> _Rows_
———
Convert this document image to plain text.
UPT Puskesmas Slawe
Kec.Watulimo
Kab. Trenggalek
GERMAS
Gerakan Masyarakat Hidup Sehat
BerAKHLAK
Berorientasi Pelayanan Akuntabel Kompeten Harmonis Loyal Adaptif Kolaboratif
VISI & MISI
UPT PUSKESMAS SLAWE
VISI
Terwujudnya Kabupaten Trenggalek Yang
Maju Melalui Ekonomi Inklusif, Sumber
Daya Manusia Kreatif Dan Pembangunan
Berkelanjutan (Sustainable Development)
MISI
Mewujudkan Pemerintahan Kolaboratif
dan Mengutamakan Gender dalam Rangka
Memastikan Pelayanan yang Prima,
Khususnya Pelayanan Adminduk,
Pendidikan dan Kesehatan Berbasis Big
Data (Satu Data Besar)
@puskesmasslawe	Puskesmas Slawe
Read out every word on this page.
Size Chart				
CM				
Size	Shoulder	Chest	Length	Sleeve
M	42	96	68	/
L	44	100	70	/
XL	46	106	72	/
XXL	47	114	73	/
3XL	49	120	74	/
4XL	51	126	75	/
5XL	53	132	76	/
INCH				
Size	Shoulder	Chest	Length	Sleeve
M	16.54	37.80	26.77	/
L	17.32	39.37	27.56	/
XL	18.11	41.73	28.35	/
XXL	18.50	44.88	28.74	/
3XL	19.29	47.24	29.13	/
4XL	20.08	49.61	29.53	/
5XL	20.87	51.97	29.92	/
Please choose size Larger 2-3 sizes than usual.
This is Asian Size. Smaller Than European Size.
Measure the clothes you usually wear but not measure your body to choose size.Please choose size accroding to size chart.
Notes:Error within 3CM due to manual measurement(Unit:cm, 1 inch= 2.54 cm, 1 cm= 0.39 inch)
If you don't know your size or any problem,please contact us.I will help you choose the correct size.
———
> _What you are asked to do_
Tally up how many lines in the preceding listing contain the word "Kolaboratif". Give nothing but the number.

> _Result_
2